Your objective ▸
Work out how many lines in the listing below include the word "최저임금"; answer with the number alone.

Source records:

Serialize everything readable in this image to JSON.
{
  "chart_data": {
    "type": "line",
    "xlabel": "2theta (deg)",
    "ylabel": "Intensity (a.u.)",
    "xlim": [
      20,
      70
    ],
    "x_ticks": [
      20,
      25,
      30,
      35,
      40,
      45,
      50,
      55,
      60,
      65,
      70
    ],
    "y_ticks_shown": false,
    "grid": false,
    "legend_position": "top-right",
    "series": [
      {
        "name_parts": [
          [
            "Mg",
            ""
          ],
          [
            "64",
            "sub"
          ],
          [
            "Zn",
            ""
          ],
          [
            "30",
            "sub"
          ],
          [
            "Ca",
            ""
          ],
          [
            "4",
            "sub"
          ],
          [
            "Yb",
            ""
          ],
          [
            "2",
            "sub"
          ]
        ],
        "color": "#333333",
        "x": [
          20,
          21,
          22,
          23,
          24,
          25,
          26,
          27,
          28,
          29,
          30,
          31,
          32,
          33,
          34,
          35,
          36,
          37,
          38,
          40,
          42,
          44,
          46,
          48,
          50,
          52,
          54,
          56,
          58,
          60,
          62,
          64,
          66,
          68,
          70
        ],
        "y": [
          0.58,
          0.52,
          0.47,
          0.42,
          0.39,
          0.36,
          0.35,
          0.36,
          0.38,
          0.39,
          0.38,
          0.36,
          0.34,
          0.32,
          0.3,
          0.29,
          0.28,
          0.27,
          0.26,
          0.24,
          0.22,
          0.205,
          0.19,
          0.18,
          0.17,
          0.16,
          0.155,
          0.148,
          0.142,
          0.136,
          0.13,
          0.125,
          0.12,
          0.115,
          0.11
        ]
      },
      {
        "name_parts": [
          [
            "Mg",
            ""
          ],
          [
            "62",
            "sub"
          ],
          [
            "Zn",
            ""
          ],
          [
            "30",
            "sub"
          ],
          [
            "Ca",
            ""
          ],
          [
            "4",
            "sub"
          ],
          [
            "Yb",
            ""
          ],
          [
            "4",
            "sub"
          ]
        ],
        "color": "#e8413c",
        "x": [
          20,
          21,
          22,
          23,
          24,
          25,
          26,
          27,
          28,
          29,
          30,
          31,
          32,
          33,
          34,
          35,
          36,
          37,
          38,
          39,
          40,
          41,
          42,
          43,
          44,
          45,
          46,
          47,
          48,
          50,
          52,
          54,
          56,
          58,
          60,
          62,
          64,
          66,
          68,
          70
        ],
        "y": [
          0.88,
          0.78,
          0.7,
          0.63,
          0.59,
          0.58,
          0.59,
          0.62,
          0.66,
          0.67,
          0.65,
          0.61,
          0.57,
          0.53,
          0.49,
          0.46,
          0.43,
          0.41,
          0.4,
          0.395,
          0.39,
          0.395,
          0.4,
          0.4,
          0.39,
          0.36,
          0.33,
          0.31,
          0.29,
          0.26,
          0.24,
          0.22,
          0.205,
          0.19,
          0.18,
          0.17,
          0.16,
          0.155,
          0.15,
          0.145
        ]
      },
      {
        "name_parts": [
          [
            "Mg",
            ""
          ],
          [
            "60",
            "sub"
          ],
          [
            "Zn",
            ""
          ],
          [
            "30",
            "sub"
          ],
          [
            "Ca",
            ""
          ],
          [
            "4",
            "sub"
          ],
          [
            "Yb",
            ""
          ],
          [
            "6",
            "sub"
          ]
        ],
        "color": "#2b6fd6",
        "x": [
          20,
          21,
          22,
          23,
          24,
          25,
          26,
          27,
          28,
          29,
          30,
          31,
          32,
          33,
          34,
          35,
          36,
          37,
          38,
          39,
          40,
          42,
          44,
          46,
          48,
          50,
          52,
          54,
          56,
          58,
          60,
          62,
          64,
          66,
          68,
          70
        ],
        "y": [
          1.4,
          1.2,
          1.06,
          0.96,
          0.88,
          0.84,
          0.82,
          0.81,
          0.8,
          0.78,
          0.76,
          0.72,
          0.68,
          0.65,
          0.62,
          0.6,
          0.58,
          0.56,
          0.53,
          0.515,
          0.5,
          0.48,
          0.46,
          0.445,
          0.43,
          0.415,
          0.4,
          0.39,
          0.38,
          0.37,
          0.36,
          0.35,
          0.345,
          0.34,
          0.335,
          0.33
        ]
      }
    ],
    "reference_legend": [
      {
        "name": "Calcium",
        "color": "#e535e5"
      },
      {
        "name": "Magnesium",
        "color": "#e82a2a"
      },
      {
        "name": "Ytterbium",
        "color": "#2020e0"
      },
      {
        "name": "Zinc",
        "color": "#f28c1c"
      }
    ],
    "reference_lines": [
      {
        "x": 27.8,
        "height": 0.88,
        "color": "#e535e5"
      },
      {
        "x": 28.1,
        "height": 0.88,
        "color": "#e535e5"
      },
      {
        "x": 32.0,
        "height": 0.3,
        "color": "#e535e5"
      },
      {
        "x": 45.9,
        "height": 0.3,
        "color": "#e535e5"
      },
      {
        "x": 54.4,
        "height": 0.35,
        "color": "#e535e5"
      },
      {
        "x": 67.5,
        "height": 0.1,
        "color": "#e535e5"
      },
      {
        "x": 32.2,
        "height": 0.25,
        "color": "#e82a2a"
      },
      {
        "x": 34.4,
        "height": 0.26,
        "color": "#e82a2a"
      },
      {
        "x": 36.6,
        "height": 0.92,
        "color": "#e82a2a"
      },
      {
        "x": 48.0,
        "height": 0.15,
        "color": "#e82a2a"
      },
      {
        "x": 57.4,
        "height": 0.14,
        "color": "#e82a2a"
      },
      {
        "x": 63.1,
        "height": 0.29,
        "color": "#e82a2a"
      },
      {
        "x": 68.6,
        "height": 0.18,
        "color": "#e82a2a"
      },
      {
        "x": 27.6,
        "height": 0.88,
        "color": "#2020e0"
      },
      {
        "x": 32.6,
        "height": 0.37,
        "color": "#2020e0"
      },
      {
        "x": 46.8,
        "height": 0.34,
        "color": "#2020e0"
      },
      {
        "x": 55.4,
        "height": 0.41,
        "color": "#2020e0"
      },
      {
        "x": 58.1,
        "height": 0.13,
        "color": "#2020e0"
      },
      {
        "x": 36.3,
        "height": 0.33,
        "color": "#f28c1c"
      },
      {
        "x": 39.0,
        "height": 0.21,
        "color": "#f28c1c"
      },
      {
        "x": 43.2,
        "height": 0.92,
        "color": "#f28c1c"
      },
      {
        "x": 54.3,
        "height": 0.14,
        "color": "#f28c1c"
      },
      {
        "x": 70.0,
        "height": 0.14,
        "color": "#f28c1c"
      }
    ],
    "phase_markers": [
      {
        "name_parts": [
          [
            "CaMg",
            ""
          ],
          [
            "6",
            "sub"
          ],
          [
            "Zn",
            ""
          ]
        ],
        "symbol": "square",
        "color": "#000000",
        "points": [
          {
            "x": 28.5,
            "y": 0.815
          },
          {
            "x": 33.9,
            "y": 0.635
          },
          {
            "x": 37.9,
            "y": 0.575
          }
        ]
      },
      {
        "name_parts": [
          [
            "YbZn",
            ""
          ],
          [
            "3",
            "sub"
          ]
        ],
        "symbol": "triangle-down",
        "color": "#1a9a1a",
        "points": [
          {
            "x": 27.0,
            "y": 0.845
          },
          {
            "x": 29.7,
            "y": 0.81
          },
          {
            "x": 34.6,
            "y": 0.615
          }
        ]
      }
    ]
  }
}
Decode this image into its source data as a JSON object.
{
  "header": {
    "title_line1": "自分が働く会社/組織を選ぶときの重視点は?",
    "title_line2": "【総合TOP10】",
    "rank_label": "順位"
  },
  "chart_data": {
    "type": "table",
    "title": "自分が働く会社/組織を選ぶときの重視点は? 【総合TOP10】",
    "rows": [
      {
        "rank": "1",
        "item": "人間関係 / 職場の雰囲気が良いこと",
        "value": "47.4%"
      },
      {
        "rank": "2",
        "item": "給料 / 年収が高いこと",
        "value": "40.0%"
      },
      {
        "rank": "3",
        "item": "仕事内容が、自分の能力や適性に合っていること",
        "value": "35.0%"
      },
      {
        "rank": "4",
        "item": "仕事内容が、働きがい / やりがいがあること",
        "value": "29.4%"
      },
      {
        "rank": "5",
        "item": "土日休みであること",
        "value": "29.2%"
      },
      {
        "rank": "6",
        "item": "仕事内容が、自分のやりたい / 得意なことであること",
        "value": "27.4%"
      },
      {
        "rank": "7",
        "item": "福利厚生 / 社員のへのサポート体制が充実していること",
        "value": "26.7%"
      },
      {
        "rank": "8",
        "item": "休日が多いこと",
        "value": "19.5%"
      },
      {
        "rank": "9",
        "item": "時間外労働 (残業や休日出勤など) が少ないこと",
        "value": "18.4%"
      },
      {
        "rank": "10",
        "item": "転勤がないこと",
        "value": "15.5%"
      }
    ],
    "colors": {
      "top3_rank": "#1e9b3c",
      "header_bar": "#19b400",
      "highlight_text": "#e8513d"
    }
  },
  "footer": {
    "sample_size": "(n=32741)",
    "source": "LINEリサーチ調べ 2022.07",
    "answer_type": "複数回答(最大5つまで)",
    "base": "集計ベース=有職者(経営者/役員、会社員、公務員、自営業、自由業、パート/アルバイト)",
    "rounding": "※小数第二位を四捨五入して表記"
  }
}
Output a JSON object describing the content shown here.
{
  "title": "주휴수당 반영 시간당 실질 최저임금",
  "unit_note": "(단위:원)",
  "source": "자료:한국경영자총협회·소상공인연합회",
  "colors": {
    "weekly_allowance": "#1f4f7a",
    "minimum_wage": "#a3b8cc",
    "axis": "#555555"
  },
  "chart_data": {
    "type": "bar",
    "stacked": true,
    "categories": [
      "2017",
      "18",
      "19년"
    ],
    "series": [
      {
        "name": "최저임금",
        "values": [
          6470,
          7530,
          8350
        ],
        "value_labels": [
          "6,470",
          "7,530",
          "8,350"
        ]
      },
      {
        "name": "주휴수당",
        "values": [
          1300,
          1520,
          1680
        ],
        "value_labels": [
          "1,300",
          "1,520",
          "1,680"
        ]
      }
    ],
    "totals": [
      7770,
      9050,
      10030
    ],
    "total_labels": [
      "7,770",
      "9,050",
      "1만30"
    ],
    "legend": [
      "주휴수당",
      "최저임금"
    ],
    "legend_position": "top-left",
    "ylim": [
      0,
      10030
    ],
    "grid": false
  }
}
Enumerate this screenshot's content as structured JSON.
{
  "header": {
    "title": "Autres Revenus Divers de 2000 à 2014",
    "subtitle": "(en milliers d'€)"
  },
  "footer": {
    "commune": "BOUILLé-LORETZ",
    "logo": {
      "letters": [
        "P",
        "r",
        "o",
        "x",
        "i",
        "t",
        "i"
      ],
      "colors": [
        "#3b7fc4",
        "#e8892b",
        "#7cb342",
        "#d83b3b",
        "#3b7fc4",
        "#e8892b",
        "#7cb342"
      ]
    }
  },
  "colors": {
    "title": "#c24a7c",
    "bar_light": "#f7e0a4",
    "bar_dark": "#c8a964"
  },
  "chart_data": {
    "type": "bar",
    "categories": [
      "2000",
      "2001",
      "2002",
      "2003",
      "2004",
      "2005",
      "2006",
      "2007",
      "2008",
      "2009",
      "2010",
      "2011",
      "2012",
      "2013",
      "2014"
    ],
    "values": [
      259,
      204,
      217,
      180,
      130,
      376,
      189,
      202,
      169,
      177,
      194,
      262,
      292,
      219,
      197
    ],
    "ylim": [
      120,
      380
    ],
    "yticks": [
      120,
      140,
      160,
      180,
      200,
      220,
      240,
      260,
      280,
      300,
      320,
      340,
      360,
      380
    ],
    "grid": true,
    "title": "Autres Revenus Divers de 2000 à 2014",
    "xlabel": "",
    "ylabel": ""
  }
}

Task result ▸
3